- Supplied material -
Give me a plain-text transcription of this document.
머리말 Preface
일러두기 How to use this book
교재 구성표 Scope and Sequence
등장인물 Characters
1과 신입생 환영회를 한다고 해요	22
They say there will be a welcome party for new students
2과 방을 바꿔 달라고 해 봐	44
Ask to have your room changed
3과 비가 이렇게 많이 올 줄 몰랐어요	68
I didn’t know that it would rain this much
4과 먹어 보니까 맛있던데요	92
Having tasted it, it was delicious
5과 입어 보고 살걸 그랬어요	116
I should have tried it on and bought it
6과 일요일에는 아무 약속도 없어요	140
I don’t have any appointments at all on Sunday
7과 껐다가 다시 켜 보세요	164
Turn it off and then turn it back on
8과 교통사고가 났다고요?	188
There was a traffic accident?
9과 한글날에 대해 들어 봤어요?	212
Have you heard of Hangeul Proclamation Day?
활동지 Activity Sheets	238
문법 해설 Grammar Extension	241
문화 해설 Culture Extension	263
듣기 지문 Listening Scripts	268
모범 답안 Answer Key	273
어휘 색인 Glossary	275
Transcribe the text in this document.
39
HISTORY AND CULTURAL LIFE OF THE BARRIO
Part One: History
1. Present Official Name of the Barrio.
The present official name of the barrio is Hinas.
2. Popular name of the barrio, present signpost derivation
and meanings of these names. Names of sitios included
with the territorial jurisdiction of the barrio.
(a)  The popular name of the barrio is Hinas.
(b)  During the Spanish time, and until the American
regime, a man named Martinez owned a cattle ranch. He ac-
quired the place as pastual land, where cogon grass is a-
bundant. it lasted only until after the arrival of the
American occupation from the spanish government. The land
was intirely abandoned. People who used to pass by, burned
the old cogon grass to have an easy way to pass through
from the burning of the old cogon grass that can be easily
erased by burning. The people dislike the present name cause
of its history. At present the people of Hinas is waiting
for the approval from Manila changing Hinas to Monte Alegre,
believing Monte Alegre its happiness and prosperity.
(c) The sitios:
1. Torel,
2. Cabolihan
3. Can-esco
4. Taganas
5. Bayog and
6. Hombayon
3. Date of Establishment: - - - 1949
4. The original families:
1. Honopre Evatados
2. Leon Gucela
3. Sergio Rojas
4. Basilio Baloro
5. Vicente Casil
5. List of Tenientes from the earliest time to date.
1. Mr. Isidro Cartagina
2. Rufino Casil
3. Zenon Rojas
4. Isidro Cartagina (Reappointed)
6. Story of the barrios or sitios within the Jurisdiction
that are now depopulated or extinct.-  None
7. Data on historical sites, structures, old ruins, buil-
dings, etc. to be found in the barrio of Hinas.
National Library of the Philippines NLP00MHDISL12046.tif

- The task -
Make an exact copy of the listing, including every line.

- Task output -
Give me a plain-text transcription of this document.
머리말 Preface
일러두기 How to use this book
교재 구성표 Scope and Sequence
등장인물 Characters
1과 신입생 환영회를 한다고 해요	22
They say there will be a welcome party for new students
2과 방을 바꿔 달라고 해 봐	44
Ask to have your room changed
3과 비가 이렇게 많이 올 줄 몰랐어요	68
I didn’t know that it would rain this much
4과 먹어 보니까 맛있던데요	92
Having tasted it, it was delicious
5과 입어 보고 살걸 그랬어요	116
I should have tried it on and bought it
6과 일요일에는 아무 약속도 없어요	140
I don’t have any appointments at all on Sunday
7과 껐다가 다시 켜 보세요	164
Turn it off and then turn it back on
8과 교통사고가 났다고요?	188
There was a traffic accident?
9과 한글날에 대해 들어 봤어요?	212
Have you heard of Hangeul Proclamation Day?
활동지 Activity Sheets	238
문법 해설 Grammar Extension	241
문화 해설 Culture Extension	263
듣기 지문 Listening Scripts	268
모범 답안 Answer Key	273
어휘 색인 Glossary	275
Transcribe the text in this document.
39
HISTORY AND CULTURAL LIFE OF THE BARRIO
Part One: History
1. Present Official Name of the Barrio.
The present official name of the barrio is Hinas.
2. Popular name of the barrio, present signpost derivation
and meanings of these names. Names of sitios included
with the territorial jurisdiction of the barrio.
(a)  The popular name of the barrio is Hinas.
(b)  During the Spanish time, and until the American
regime, a man named Martinez owned a cattle ranch. He ac-
quired the place as pastual land, where cogon grass is a-
bundant. it lasted only until after the arrival of the
American occupation from the spanish government. The land
was intirely abandoned. People who used to pass by, burned
the old cogon grass to have an easy way to pass through
from the burning of the old cogon grass that can be easily
erased by burning. The people dislike the present name cause
of its history. At present the people of Hinas is waiting
for the approval from Manila changing Hinas to Monte Alegre,
believing Monte Alegre its happiness and prosperity.
(c) The sitios:
1. Torel,
2. Cabolihan
3. Can-esco
4. Taganas
5. Bayog and
6. Hombayon
3. Date of Establishment: - - - 1949
4. The original families:
1. Honopre Evatados
2. Leon Gucela
3. Sergio Rojas
4. Basilio Baloro
5. Vicente Casil
5. List of Tenientes from the earliest time to date.
1. Mr. Isidro Cartagina
2. Rufino Casil
3. Zenon Rojas
4. Isidro Cartagina (Reappointed)
6. Story of the barrios or sitios within the Jurisdiction
that are now depopulated or extinct.-  None
7. Data on historical sites, structures, old ruins, buil-
dings, etc. to be found in the barrio of Hinas.
National Library of the Philippines NLP00MHDISL12046.tif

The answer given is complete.